==== Information supplied
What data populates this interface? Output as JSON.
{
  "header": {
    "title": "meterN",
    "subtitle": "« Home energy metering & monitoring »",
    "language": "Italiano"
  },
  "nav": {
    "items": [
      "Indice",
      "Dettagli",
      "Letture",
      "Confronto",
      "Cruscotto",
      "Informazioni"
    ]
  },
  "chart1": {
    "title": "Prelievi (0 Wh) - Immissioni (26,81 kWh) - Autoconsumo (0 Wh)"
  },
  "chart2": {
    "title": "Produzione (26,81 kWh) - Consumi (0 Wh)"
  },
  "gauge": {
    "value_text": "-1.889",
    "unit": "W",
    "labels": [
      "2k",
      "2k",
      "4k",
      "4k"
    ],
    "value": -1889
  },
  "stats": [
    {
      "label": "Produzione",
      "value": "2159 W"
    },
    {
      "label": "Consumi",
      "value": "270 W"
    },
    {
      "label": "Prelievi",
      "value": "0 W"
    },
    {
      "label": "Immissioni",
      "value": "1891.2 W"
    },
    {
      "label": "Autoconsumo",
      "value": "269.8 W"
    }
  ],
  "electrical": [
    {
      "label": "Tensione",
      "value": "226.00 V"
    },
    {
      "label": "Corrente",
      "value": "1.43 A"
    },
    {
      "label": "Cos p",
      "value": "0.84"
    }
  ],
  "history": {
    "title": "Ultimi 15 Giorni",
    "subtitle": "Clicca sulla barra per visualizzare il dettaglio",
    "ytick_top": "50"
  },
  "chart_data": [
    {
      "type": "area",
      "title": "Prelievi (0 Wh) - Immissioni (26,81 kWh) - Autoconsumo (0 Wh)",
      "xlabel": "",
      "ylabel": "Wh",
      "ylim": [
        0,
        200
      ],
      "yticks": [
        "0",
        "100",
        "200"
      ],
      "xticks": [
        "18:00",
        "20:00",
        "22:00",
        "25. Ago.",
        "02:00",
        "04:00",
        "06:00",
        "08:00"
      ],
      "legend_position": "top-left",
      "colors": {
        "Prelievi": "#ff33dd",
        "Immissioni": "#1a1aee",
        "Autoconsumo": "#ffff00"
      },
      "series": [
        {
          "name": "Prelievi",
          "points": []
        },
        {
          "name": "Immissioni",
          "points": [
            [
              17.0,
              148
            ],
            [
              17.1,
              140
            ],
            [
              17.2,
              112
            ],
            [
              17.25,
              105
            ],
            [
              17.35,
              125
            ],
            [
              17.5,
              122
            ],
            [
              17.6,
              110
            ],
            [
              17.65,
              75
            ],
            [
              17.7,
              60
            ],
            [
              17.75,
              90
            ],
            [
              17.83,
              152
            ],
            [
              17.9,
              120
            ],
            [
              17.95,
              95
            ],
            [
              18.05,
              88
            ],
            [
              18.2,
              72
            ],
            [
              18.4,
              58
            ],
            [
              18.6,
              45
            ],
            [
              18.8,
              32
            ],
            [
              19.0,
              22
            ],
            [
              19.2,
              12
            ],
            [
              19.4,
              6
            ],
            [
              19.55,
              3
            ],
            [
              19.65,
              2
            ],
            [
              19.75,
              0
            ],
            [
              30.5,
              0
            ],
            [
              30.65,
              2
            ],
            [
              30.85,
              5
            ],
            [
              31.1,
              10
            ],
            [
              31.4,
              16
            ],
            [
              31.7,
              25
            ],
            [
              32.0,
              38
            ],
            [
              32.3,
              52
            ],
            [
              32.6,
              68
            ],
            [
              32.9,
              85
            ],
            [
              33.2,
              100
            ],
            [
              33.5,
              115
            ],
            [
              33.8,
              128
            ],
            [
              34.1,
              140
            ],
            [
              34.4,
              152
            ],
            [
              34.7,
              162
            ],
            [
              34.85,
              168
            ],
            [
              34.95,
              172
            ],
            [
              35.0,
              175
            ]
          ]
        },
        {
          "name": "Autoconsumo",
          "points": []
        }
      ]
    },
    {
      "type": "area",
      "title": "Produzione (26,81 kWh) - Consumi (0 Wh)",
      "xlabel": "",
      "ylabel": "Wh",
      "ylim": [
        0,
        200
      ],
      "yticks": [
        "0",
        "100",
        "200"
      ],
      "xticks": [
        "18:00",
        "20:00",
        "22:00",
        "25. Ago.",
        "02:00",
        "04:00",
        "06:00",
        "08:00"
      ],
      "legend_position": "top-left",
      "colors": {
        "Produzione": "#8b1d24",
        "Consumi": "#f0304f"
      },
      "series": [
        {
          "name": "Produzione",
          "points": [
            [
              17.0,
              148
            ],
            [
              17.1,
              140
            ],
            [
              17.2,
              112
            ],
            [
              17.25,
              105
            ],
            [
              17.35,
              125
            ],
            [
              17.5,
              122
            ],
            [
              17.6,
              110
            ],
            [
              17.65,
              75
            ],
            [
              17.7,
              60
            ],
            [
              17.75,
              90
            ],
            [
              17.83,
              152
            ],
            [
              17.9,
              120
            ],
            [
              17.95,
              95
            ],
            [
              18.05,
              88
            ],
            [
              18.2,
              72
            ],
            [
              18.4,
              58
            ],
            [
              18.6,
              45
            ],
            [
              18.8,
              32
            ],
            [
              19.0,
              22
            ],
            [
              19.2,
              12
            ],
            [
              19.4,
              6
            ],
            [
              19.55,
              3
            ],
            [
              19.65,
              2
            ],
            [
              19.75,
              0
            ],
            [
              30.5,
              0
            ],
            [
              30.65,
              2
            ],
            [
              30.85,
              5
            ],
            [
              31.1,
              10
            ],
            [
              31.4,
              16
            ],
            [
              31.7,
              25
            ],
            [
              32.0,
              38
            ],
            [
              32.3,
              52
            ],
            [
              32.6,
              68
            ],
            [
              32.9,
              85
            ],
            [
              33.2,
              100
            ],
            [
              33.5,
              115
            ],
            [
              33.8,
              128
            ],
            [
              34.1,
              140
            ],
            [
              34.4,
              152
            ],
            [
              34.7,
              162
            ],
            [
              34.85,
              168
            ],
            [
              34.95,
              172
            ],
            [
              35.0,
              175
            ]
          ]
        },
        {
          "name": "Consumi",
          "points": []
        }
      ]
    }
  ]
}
========
The records above must be output exactly, in full.

**Output for this task:**
What data populates this interface? Output as JSON.
{
  "header": {
    "title": "meterN",
    "subtitle": "« Home energy metering & monitoring »",
    "language": "Italiano"
  },
  "nav": {
    "items": [
      "Indice",
      "Dettagli",
      "Letture",
      "Confronto",
      "Cruscotto",
      "Informazioni"
    ]
  },
  "chart1": {
    "title": "Prelievi (0 Wh) - Immissioni (26,81 kWh) - Autoconsumo (0 Wh)"
  },
  "chart2": {
    "title": "Produzione (26,81 kWh) - Consumi (0 Wh)"
  },
  "gauge": {
    "value_text": "-1.889",
    "unit": "W",
    "labels": [
      "2k",
      "2k",
      "4k",
      "4k"
    ],
    "value": -1889
  },
  "stats": [
    {
      "label": "Produzione",
      "value": "2159 W"
    },
    {
      "label": "Consumi",
      "value": "270 W"
    },
    {
      "label": "Prelievi",
      "value": "0 W"
    },
    {
      "label": "Immissioni",
      "value": "1891.2 W"
    },
    {
      "label": "Autoconsumo",
      "value": "269.8 W"
    }
  ],
  "electrical": [
    {
      "label": "Tensione",
      "value": "226.00 V"
    },
    {
      "label": "Corrente",
      "value": "1.43 A"
    },
    {
      "label": "Cos p",
      "value": "0.84"
    }
  ],
  "history": {
    "title": "Ultimi 15 Giorni",
    "subtitle": "Clicca sulla barra per visualizzare il dettaglio",
    "ytick_top": "50"
  },
  "chart_data": [
    {
      "type": "area",
      "title": "Prelievi (0 Wh) - Immissioni (26,81 kWh) - Autoconsumo (0 Wh)",
      "xlabel": "",
      "ylabel": "Wh",
      "ylim": [
        0,
        200
      ],
      "yticks": [
        "0",
        "100",
        "200"
      ],
      "xticks": [
        "18:00",
        "20:00",
        "22:00",
        "25. Ago.",
        "02:00",
        "04:00",
        "06:00",
        "08:00"
      ],
      "legend_position": "top-left",
      "colors": {
        "Prelievi": "#ff33dd",
        "Immissioni": "#1a1aee",
        "Autoconsumo": "#ffff00"
      },
      "series": [
        {
          "name": "Prelievi",
          "points": []
        },
        {
          "name": "Immissioni",
          "points": [
            [
              17.0,
              148
            ],
            [
              17.1,
              140
            ],
            [
              17.2,
              112
            ],
            [
              17.25,
              105
            ],
            [
              17.35,
              125
            ],
            [
              17.5,
              122
            ],
            [
              17.6,
              110
            ],
            [
              17.65,
              75
            ],
            [
              17.7,
              60
            ],
            [
              17.75,
              90
            ],
            [
              17.83,
              152
            ],
            [
              17.9,
              120
            ],
            [
              17.95,
              95
            ],
            [
              18.05,
              88
            ],
            [
              18.2,
              72
            ],
            [
              18.4,
              58
            ],
            [
              18.6,
              45
            ],
            [
              18.8,
              32
            ],
            [
              19.0,
              22
            ],
            [
              19.2,
              12
            ],
            [
              19.4,
              6
            ],
            [
              19.55,
              3
            ],
            [
              19.65,
              2
            ],
            [
              19.75,
              0
            ],
            [
              30.5,
              0
            ],
            [
              30.65,
              2
            ],
            [
              30.85,
              5
            ],
            [
              31.1,
              10
            ],
            [
              31.4,
              16
            ],
            [
              31.7,
              25
            ],
            [
              32.0,
              38
            ],
            [
              32.3,
              52
            ],
            [
              32.6,
              68
            ],
            [
              32.9,
              85
            ],
            [
              33.2,
              100
            ],
            [
              33.5,
              115
            ],
            [
              33.8,
              128
            ],
            [
              34.1,
              140
            ],
            [
              34.4,
              152
            ],
            [
              34.7,
              162
            ],
            [
              34.85,
              168
            ],
            [
              34.95,
              172
            ],
            [
              35.0,
              175
            ]
          ]
        },
        {
          "name": "Autoconsumo",
          "points": []
        }
      ]
    },
    {
      "type": "area",
      "title": "Produzione (26,81 kWh) - Consumi (0 Wh)",
      "xlabel": "",
      "ylabel": "Wh",
      "ylim": [
        0,
        200
      ],
      "yticks": [
        "0",
        "100",
        "200"
      ],
      "xticks": [
        "18:00",
        "20:00",
        "22:00",
        "25. Ago.",
        "02:00",
        "04:00",
        "06:00",
        "08:00"
      ],
      "legend_position": "top-left",
      "colors": {
        "Produzione": "#8b1d24",
        "Consumi": "#f0304f"
      },
      "series": [
        {
          "name": "Produzione",
          "points": [
            [
              17.0,
              148
            ],
            [
              17.1,
              140
            ],
            [
              17.2,
              112
            ],
            [
              17.25,
              105
            ],
            [
              17.35,
              125
            ],
            [
              17.5,
              122
            ],
            [
              17.6,
              110
            ],
            [
              17.65,
              75
            ],
            [
              17.7,
              60
            ],
            [
              17.75,
              90
            ],
            [
              17.83,
              152
            ],
            [
              17.9,
              120
            ],
            [
              17.95,
              95
            ],
            [
              18.05,
              88
            ],
            [
              18.2,
              72
            ],
            [
              18.4,
              58
            ],
            [
              18.6,
              45
            ],
            [
              18.8,
              32
            ],
            [
              19.0,
              22
            ],
            [
              19.2,
              12
            ],
            [
              19.4,
              6
            ],
            [
              19.55,
              3
            ],
            [
              19.65,
              2
            ],
            [
              19.75,
              0
            ],
            [
              30.5,
              0
            ],
            [
              30.65,
              2
            ],
            [
              30.85,
              5
            ],
            [
              31.1,
              10
            ],
            [
              31.4,
              16
            ],
            [
              31.7,
              25
            ],
            [
              32.0,
              38
            ],
            [
              32.3,
              52
            ],
            [
              32.6,
              68
            ],
            [
              32.9,
              85
            ],
            [
              33.2,
              100
            ],
            [
              33.5,
              115
            ],
            [
              33.8,
              128
            ],
            [
              34.1,
              140
            ],
            [
              34.4,
              152
            ],
            [
              34.7,
              162
            ],
            [
              34.85,
              168
            ],
            [
              34.95,
              172
            ],
            [
              35.0,
              175
            ]
          ]
        },
        {
          "name": "Consumi",
          "points": []
        }
      ]
    }
  ]
}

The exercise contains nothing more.